#### Problem to work on
Gather all lines from the material that contain "JSON".
━━ Supplied data
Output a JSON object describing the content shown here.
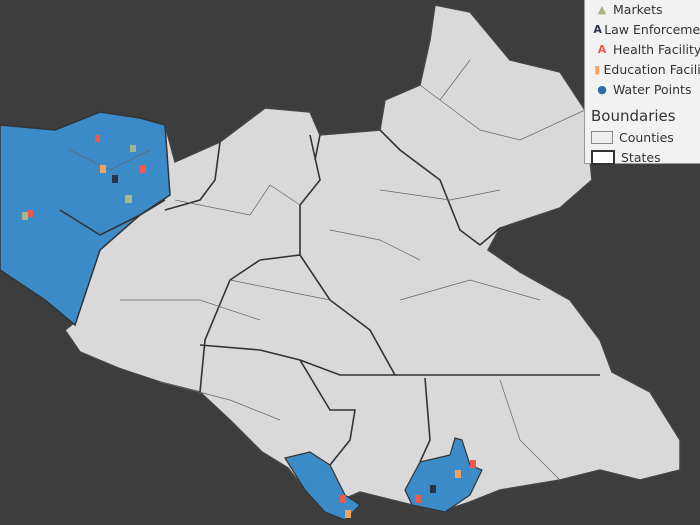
{
  "legend": {
    "items": [
      {
        "label": "Markets",
        "icon": "market-icon",
        "color": "#a8b48c"
      },
      {
        "label": "Law Enforcement",
        "icon": "law-enforcement-icon",
        "color": "#2b3348"
      },
      {
        "label": "Health Facility",
        "icon": "health-facility-icon",
        "color": "#f05a4a"
      },
      {
        "label": "Education Facility",
        "icon": "education-facility-icon",
        "color": "#f4a460"
      },
      {
        "label": "Water Points",
        "icon": "water-point-icon",
        "color": "#2b6ea8"
      }
    ],
    "boundaries_title": "Boundaries",
    "counties_label": "Counties",
    "states_label": "States"
  },
  "colors": {
    "background": "#3d3d3d",
    "country": "#d9d9d9",
    "highlight": "#3a8bc8",
    "border": "#333333"
  }
}
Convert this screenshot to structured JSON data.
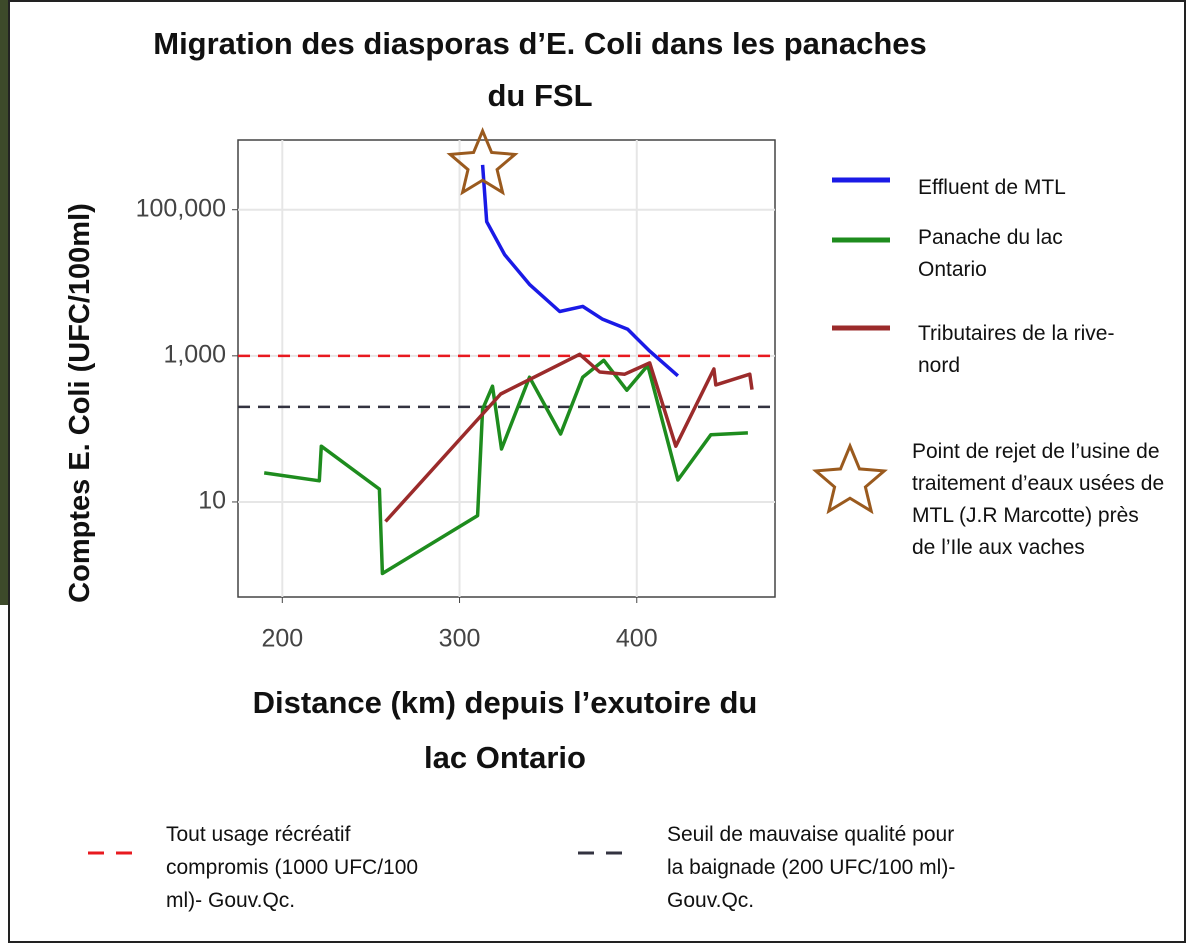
━━━━
#### Answer to the exercise
Output a JSON object describing the content shown here.
Convert this screenshot to structured JSON data.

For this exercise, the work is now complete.